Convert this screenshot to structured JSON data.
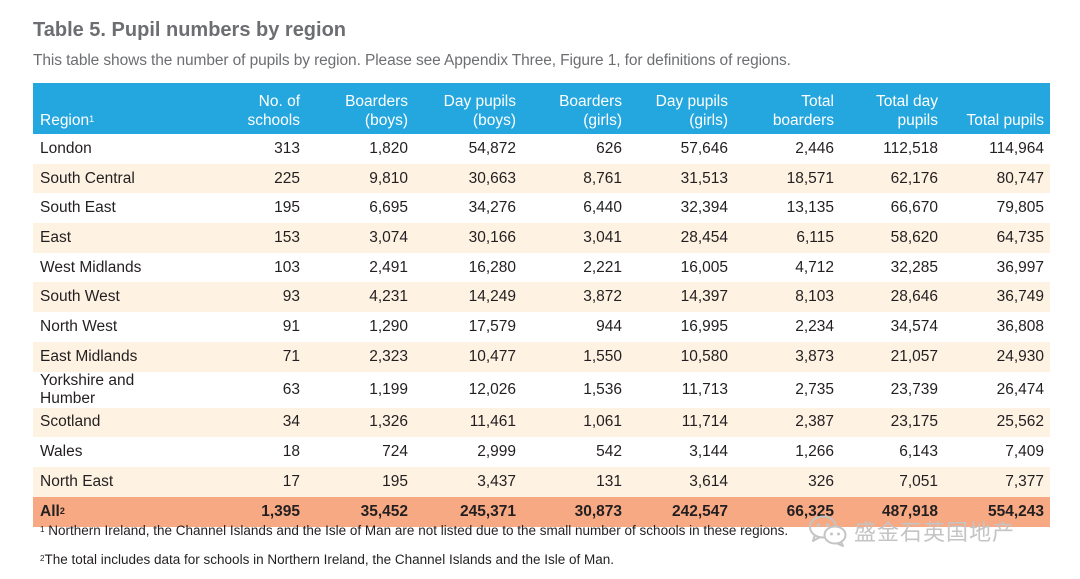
{
  "title": "Table 5. Pupil numbers by region",
  "subtitle": "This table shows the number of pupils by region. Please see Appendix Three, Figure 1, for definitions of regions.",
  "header": {
    "region": "Region",
    "region_sup": "1",
    "schools_line1": "No. of",
    "schools_line2": "schools",
    "boarders_boys_line1": "Boarders",
    "boarders_boys_line2": "(boys)",
    "day_boys_line1": "Day pupils",
    "day_boys_line2": "(boys)",
    "boarders_girls_line1": "Boarders",
    "boarders_girls_line2": "(girls)",
    "day_girls_line1": "Day pupils",
    "day_girls_line2": "(girls)",
    "total_boarders_line1": "Total",
    "total_boarders_line2": "boarders",
    "total_day_line1": "Total day",
    "total_day_line2": "pupils",
    "total_pupils": "Total pupils"
  },
  "rows": [
    {
      "region": "London",
      "schools": "313",
      "boarders_boys": "1,820",
      "day_boys": "54,872",
      "boarders_girls": "626",
      "day_girls": "57,646",
      "total_boarders": "2,446",
      "total_day": "112,518",
      "total_pupils": "114,964"
    },
    {
      "region": "South Central",
      "schools": "225",
      "boarders_boys": "9,810",
      "day_boys": "30,663",
      "boarders_girls": "8,761",
      "day_girls": "31,513",
      "total_boarders": "18,571",
      "total_day": "62,176",
      "total_pupils": "80,747"
    },
    {
      "region": "South East",
      "schools": "195",
      "boarders_boys": "6,695",
      "day_boys": "34,276",
      "boarders_girls": "6,440",
      "day_girls": "32,394",
      "total_boarders": "13,135",
      "total_day": "66,670",
      "total_pupils": "79,805"
    },
    {
      "region": "East",
      "schools": "153",
      "boarders_boys": "3,074",
      "day_boys": "30,166",
      "boarders_girls": "3,041",
      "day_girls": "28,454",
      "total_boarders": "6,115",
      "total_day": "58,620",
      "total_pupils": "64,735"
    },
    {
      "region": "West Midlands",
      "schools": "103",
      "boarders_boys": "2,491",
      "day_boys": "16,280",
      "boarders_girls": "2,221",
      "day_girls": "16,005",
      "total_boarders": "4,712",
      "total_day": "32,285",
      "total_pupils": "36,997"
    },
    {
      "region": "South West",
      "schools": "93",
      "boarders_boys": "4,231",
      "day_boys": "14,249",
      "boarders_girls": "3,872",
      "day_girls": "14,397",
      "total_boarders": "8,103",
      "total_day": "28,646",
      "total_pupils": "36,749"
    },
    {
      "region": "North West",
      "schools": "91",
      "boarders_boys": "1,290",
      "day_boys": "17,579",
      "boarders_girls": "944",
      "day_girls": "16,995",
      "total_boarders": "2,234",
      "total_day": "34,574",
      "total_pupils": "36,808"
    },
    {
      "region": "East Midlands",
      "schools": "71",
      "boarders_boys": "2,323",
      "day_boys": "10,477",
      "boarders_girls": "1,550",
      "day_girls": "10,580",
      "total_boarders": "3,873",
      "total_day": "21,057",
      "total_pupils": "24,930"
    },
    {
      "region": "Yorkshire and Humber",
      "schools": "63",
      "boarders_boys": "1,199",
      "day_boys": "12,026",
      "boarders_girls": "1,536",
      "day_girls": "11,713",
      "total_boarders": "2,735",
      "total_day": "23,739",
      "total_pupils": "26,474"
    },
    {
      "region": "Scotland",
      "schools": "34",
      "boarders_boys": "1,326",
      "day_boys": "11,461",
      "boarders_girls": "1,061",
      "day_girls": "11,714",
      "total_boarders": "2,387",
      "total_day": "23,175",
      "total_pupils": "25,562"
    },
    {
      "region": "Wales",
      "schools": "18",
      "boarders_boys": "724",
      "day_boys": "2,999",
      "boarders_girls": "542",
      "day_girls": "3,144",
      "total_boarders": "1,266",
      "total_day": "6,143",
      "total_pupils": "7,409"
    },
    {
      "region": "North East",
      "schools": "17",
      "boarders_boys": "195",
      "day_boys": "3,437",
      "boarders_girls": "131",
      "day_girls": "3,614",
      "total_boarders": "326",
      "total_day": "7,051",
      "total_pupils": "7,377"
    }
  ],
  "total_row": {
    "region": "All",
    "region_sup": "2",
    "schools": "1,395",
    "boarders_boys": "35,452",
    "day_boys": "245,371",
    "boarders_girls": "30,873",
    "day_girls": "242,547",
    "total_boarders": "66,325",
    "total_day": "487,918",
    "total_pupils": "554,243"
  },
  "footnotes": [
    {
      "mark": "1",
      "text": "Northern Ireland, the Channel Islands and the Isle of Man are not listed due to the small number of schools in these regions."
    },
    {
      "mark": "2",
      "text": "The total includes data for schools in Northern Ireland, the Channel Islands and the Isle of Man."
    }
  ],
  "watermark": {
    "icon": "wechat-icon",
    "text": "盛金石英国地产"
  },
  "colors": {
    "header_bg": "#24a7de",
    "stripe_bg": "#fef2e3",
    "total_bg": "#f7a983",
    "title_text": "#6d6e71"
  }
}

____________

_Task requirements:_
Note each line of the entries that has "Midlands" in it, and copy those lines.

_Full answer:_
      "region": "West Midlands",
      "region": "East Midlands",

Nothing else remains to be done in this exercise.